## What the task asks
Omit all pictures. Quote only the lines from the one with "Serialize everything readable" through the end of the material below.

==== Data shown

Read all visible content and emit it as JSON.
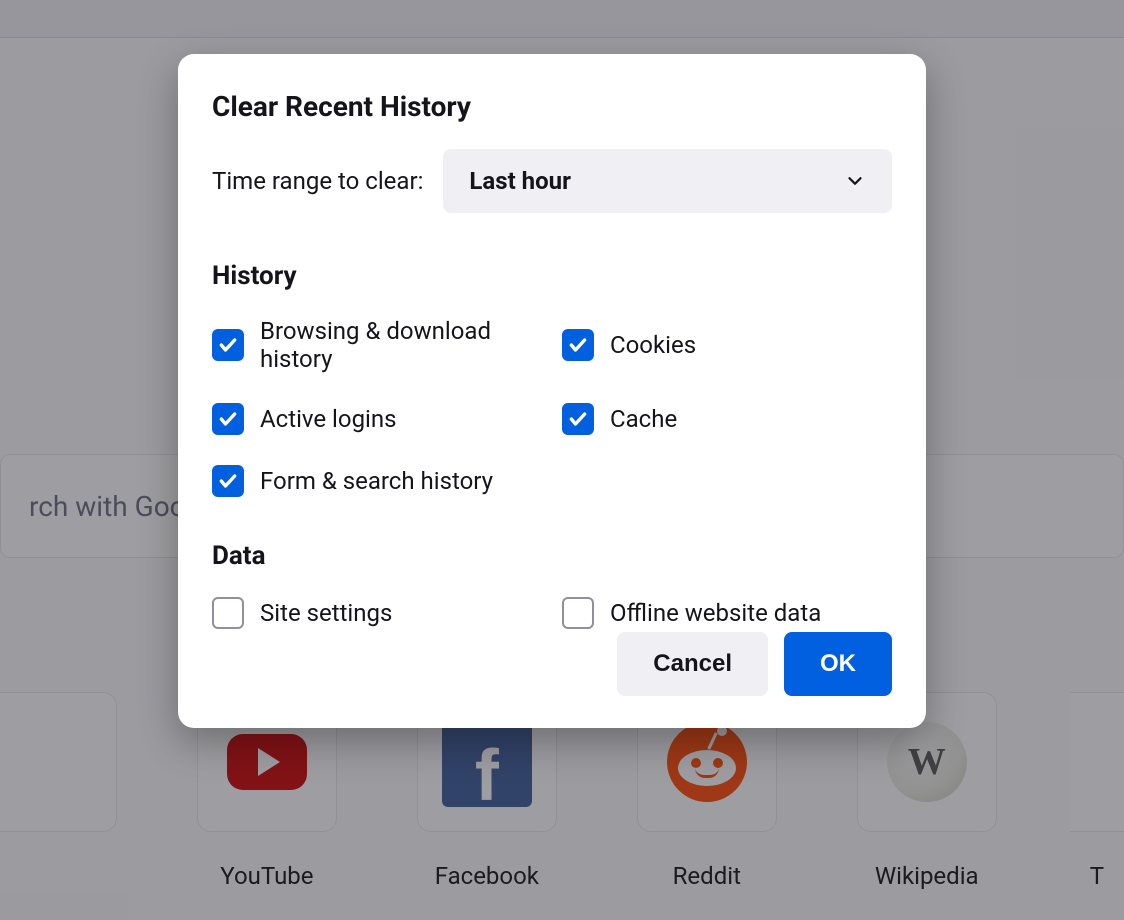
{
  "background": {
    "search_placeholder": "rch with Goog",
    "tiles": [
      {
        "label": "",
        "icon": "blank"
      },
      {
        "label": "YouTube",
        "icon": "youtube"
      },
      {
        "label": "Facebook",
        "icon": "facebook"
      },
      {
        "label": "Reddit",
        "icon": "reddit"
      },
      {
        "label": "Wikipedia",
        "icon": "wikipedia"
      },
      {
        "label": "T",
        "icon": "partial"
      }
    ]
  },
  "dialog": {
    "title": "Clear Recent History",
    "time_range_label": "Time range to clear:",
    "time_range_value": "Last hour",
    "sections": {
      "history": {
        "title": "History",
        "items": [
          {
            "label": "Browsing & download history",
            "checked": true
          },
          {
            "label": "Cookies",
            "checked": true
          },
          {
            "label": "Active logins",
            "checked": true
          },
          {
            "label": "Cache",
            "checked": true
          },
          {
            "label": "Form & search history",
            "checked": true
          }
        ]
      },
      "data": {
        "title": "Data",
        "items": [
          {
            "label": "Site settings",
            "checked": false
          },
          {
            "label": "Offline website data",
            "checked": false
          }
        ]
      }
    },
    "buttons": {
      "cancel": "Cancel",
      "ok": "OK"
    }
  }
}
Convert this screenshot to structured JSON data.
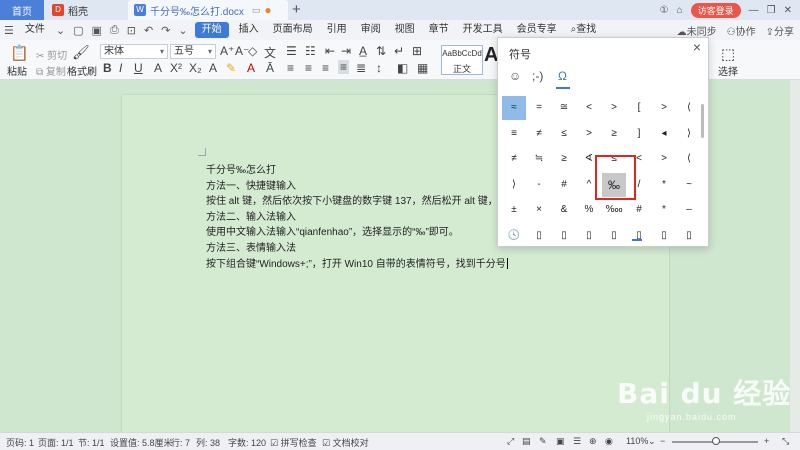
{
  "tabs": {
    "home": "首页",
    "daoke": "稻壳",
    "doc": "千分号‰怎么打.docx",
    "new_tab": "+"
  },
  "titlebar": {
    "login": "访客登录"
  },
  "menu": {
    "file": "文件",
    "items": [
      "开始",
      "插入",
      "页面布局",
      "引用",
      "审阅",
      "视图",
      "章节",
      "开发工具",
      "会员专享"
    ],
    "search": "查找",
    "right": {
      "sync": "未同步",
      "collab": "协作",
      "share": "分享"
    }
  },
  "ribbon": {
    "paste": "粘贴",
    "cut": "剪切",
    "copy": "复制",
    "format_painter": "格式刷",
    "font_name": "宋体",
    "font_size": "五号",
    "style_sample": "AaBbCcDd",
    "style_label": "正文",
    "big_a": "A",
    "select": "选择"
  },
  "document": {
    "lines": [
      "千分号‰怎么打",
      "方法一、快捷键输入",
      "按住 alt 键，然后依次按下小键盘的数字键 137，然后松开 alt 键，就可",
      "方法二、输入法输入",
      "使用中文输入法输入“qianfenhao”，选择显示的“‰”即可。",
      "方法三、表情输入法",
      "按下组合键“Windows+;”，打开 Win10 自带的表情符号，找到千分号"
    ]
  },
  "symbol_dialog": {
    "title": "符号",
    "close": "×",
    "tabs": [
      "☺",
      ";-)",
      "Ω"
    ],
    "rows": [
      [
        "≈",
        "=",
        "≅",
        "<",
        ">",
        "[",
        ">",
        "⟨"
      ],
      [
        "≡",
        "≠",
        "≤",
        ">",
        "≥",
        "]",
        "◂",
        "⟩"
      ],
      [
        "≠",
        "≒",
        "≥",
        "∢",
        "≤",
        "<",
        ">",
        "⟨"
      ],
      [
        "⟩",
        "-",
        "#",
        "^",
        "‰",
        "/",
        "*",
        "~"
      ],
      [
        "±",
        "×",
        "&",
        "%",
        "‱",
        "#",
        "*",
        "–"
      ],
      [
        "🕓",
        "▯",
        "▯",
        "▯",
        "▯",
        "▯",
        "▯",
        "▯"
      ]
    ]
  },
  "statusbar": {
    "page_no": "页码: 1",
    "page": "页面: 1/1",
    "section": "节: 1/1",
    "setting": "设置值: 5.8厘米",
    "line": "行: 7",
    "col": "列: 38",
    "words": "字数: 120",
    "spell": "拼写检查",
    "proof": "文档校对",
    "zoom": "110%"
  },
  "watermark": {
    "text": "Bai du 经验",
    "sub": "jingyan.baidu.com"
  },
  "colors": {
    "accent": "#3e79d6",
    "highlight_box": "#e0271d",
    "page_bg": "#d4ebd2"
  }
}
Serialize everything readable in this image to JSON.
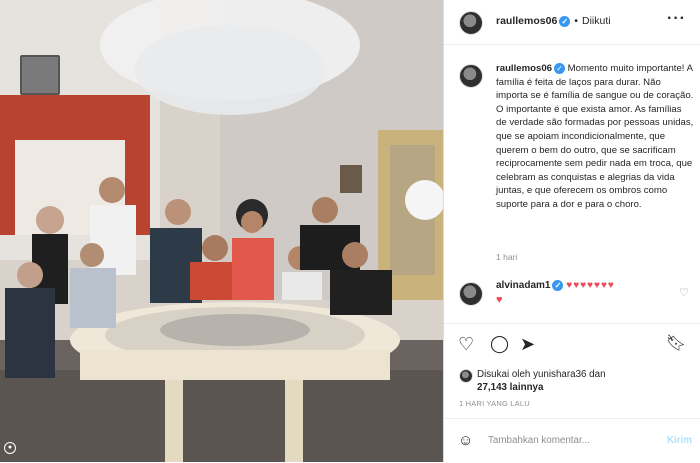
{
  "header": {
    "username": "raullemos06",
    "separator": "•",
    "follow_status": "Diikuti",
    "more": "···"
  },
  "caption": {
    "username": "raullemos06",
    "text": "Momento muito importante! A família é feita de laços para durar. Não importa se é família de sangue ou de coração. O importante é que exista amor. As famílias de verdade são formadas por pessoas unidas, que se apoiam incondicionalmente, que querem o bem do outro, que se sacrificam reciprocamente sem pedir nada em troca, que celebram as conquistas e alegrias da vida juntas, e que oferecem os ombros como suporte para a dor e para o choro.",
    "time": "1 hari"
  },
  "comment": {
    "username": "alvinadam1",
    "hearts_row1": "♥♥♥♥♥♥♥",
    "hearts_row2": "♥"
  },
  "actions": {
    "like_icon": "heart-outline-icon",
    "comment_icon": "comment-icon",
    "share_icon": "send-icon",
    "save_icon": "bookmark-icon"
  },
  "likes": {
    "line1": "Disukai oleh yunishara36 dan",
    "line2": "27,143 lainnya"
  },
  "posted": "1 HARI YANG LALU",
  "add_comment": {
    "placeholder": "Tambahkan komentar...",
    "send": "Kirim"
  },
  "colors": {
    "verified": "#3897f0",
    "heart": "#ed4956",
    "send_disabled": "#b2dffc",
    "muted": "#8e8e8e"
  }
}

========

## Exercise solution
Serialize everything readable in this image to JSON.
{
  "header": {
    "username": "raullemos06",
    "separator": "•",
    "follow_status": "Diikuti",
    "more": "···"
  },
  "caption": {
    "username": "raullemos06",
    "text": "Momento muito importante! A família é feita de laços para durar. Não importa se é família de sangue ou de coração. O importante é que exista amor. As famílias de verdade são formadas por pessoas unidas, que se apoiam incondicionalmente, que querem o bem do outro, que se sacrificam reciprocamente sem pedir nada em troca, que celebram as conquistas e alegrias da vida juntas, e que oferecem os ombros como suporte para a dor e para o choro.",
    "time": "1 hari"
  },
  "comment": {
    "username": "alvinadam1",
    "hearts_row1": "♥♥♥♥♥♥♥",
    "hearts_row2": "♥"
  },
  "actions": {
    "like_icon": "heart-outline-icon",
    "comment_icon": "comment-icon",
    "share_icon": "send-icon",
    "save_icon": "bookmark-icon"
  },
  "likes": {
    "line1": "Disukai oleh yunishara36 dan",
    "line2": "27,143 lainnya"
  },
  "posted": "1 HARI YANG LALU",
  "add_comment": {
    "placeholder": "Tambahkan komentar...",
    "send": "Kirim"
  },
  "colors": {
    "verified": "#3897f0",
    "heart": "#ed4956",
    "send_disabled": "#b2dffc",
    "muted": "#8e8e8e"
  }
}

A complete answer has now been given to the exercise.